__Goal__
Skip all pictures, then print the remaining material exactly.

__Information shown__
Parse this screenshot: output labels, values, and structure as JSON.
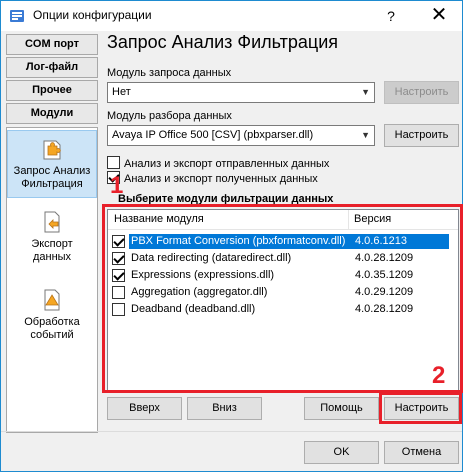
{
  "window": {
    "title": "Опции конфигурации",
    "help_glyph": "?",
    "close_glyph": "✕"
  },
  "nav": {
    "buttons": [
      "COM порт",
      "Лог-файл",
      "Прочее",
      "Модули"
    ],
    "items": [
      {
        "label_lines": [
          "Запрос Анализ",
          "Фильтрация"
        ],
        "icon": "puzzle-icon",
        "active": true
      },
      {
        "label_lines": [
          "Экспорт",
          "данных"
        ],
        "icon": "export-icon",
        "active": false
      },
      {
        "label_lines": [
          "Обработка",
          "событий"
        ],
        "icon": "event-icon",
        "active": false
      }
    ]
  },
  "main": {
    "title": "Запрос Анализ Фильтрация",
    "query_module": {
      "label": "Модуль запроса данных",
      "value": "Нет",
      "button": "Настроить"
    },
    "parser_module": {
      "label": "Модуль разбора данных",
      "value": "Avaya IP Office 500 [CSV] (pbxparser.dll)",
      "button": "Настроить"
    },
    "checks": [
      {
        "label": "Анализ и экспорт отправленных данных",
        "checked": false
      },
      {
        "label": "Анализ и экспорт полученных данных",
        "checked": true
      }
    ],
    "filter_section_title": "Выберите модули фильтрации данных",
    "table": {
      "columns": [
        "Название модуля",
        "Версия"
      ],
      "rows": [
        {
          "name": "PBX Format Conversion (pbxformatconv.dll)",
          "version": "4.0.6.1213",
          "checked": true,
          "selected": true
        },
        {
          "name": "Data redirecting (dataredirect.dll)",
          "version": "4.0.28.1209",
          "checked": true,
          "selected": false
        },
        {
          "name": "Expressions (expressions.dll)",
          "version": "4.0.35.1209",
          "checked": true,
          "selected": false
        },
        {
          "name": "Aggregation (aggregator.dll)",
          "version": "4.0.29.1209",
          "checked": false,
          "selected": false
        },
        {
          "name": "Deadband (deadband.dll)",
          "version": "4.0.28.1209",
          "checked": false,
          "selected": false
        }
      ]
    },
    "buttons": {
      "up": "Вверх",
      "down": "Вниз",
      "help": "Помощь",
      "configure": "Настроить"
    },
    "annotations": {
      "one": "1",
      "two": "2"
    }
  },
  "footer": {
    "ok": "OK",
    "cancel": "Отмена"
  },
  "colors": {
    "accent": "#0078d7",
    "annotation": "#e8202a",
    "window_border": "#1e8bd0"
  }
}
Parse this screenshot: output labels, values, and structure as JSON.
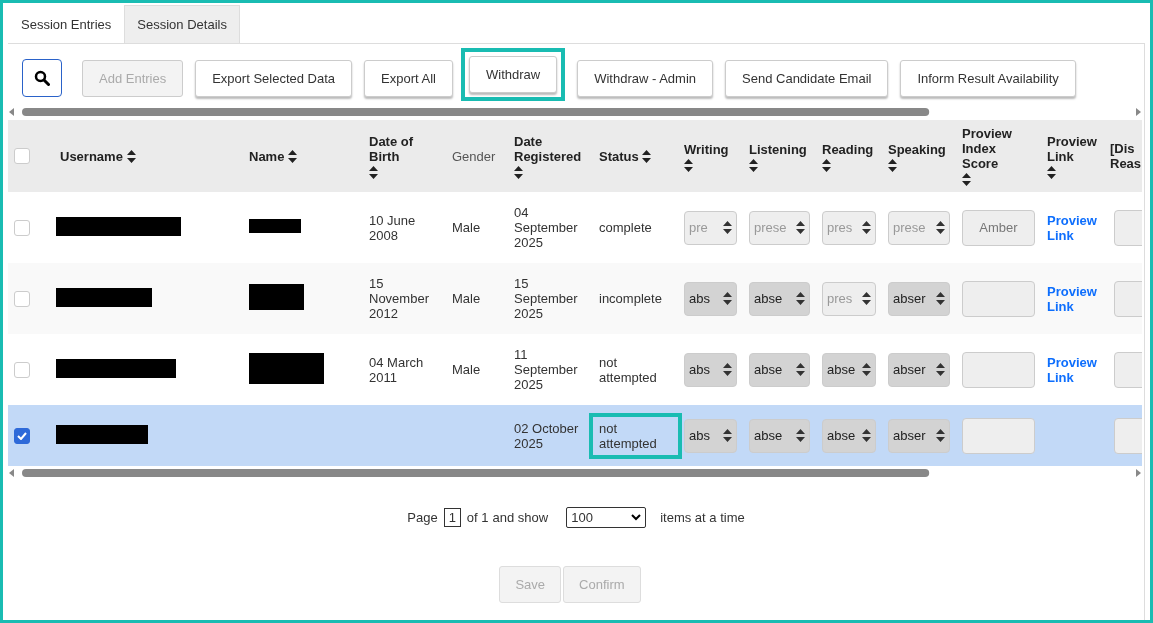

__Solution to this exercise__
Parse this screenshot: output labels, values, and structure as JSON.
{
  "window": {
    "title": "Опции конфигурации",
    "help_glyph": "?",
    "close_glyph": "✕"
  },
  "nav": {
    "buttons": [
      "COM порт",
      "Лог-файл",
      "Прочее",
      "Модули"
    ],
    "items": [
      {
        "label_lines": [
          "Запрос Анализ",
          "Фильтрация"
        ],
        "icon": "puzzle-icon",
        "active": true
      },
      {
        "label_lines": [
          "Экспорт",
          "данных"
        ],
        "icon": "export-icon",
        "active": false
      },
      {
        "label_lines": [
          "Обработка",
          "событий"
        ],
        "icon": "event-icon",
        "active": false
      }
    ]
  },
  "main": {
    "title": "Запрос Анализ Фильтрация",
    "query_module": {
      "label": "Модуль запроса данных",
      "value": "Нет",
      "button": "Настроить"
    },
    "parser_module": {
      "label": "Модуль разбора данных",
      "value": "Avaya IP Office 500 [CSV] (pbxparser.dll)",
      "button": "Настроить"
    },
    "checks": [
      {
        "label": "Анализ и экспорт отправленных данных",
        "checked": false
      },
      {
        "label": "Анализ и экспорт полученных данных",
        "checked": true
      }
    ],
    "filter_section_title": "Выберите модули фильтрации данных",
    "table": {
      "columns": [
        "Название модуля",
        "Версия"
      ],
      "rows": [
        {
          "name": "PBX Format Conversion (pbxformatconv.dll)",
          "version": "4.0.6.1213",
          "checked": true,
          "selected": true
        },
        {
          "name": "Data redirecting (dataredirect.dll)",
          "version": "4.0.28.1209",
          "checked": true,
          "selected": false
        },
        {
          "name": "Expressions (expressions.dll)",
          "version": "4.0.35.1209",
          "checked": true,
          "selected": false
        },
        {
          "name": "Aggregation (aggregator.dll)",
          "version": "4.0.29.1209",
          "checked": false,
          "selected": false
        },
        {
          "name": "Deadband (deadband.dll)",
          "version": "4.0.28.1209",
          "checked": false,
          "selected": false
        }
      ]
    },
    "buttons": {
      "up": "Вверх",
      "down": "Вниз",
      "help": "Помощь",
      "configure": "Настроить"
    },
    "annotations": {
      "one": "1",
      "two": "2"
    }
  },
  "footer": {
    "ok": "OK",
    "cancel": "Отмена"
  },
  "colors": {
    "accent": "#0078d7",
    "annotation": "#e8202a",
    "window_border": "#1e8bd0"
  }
}
Parse this screenshot: output labels, values, and structure as JSON.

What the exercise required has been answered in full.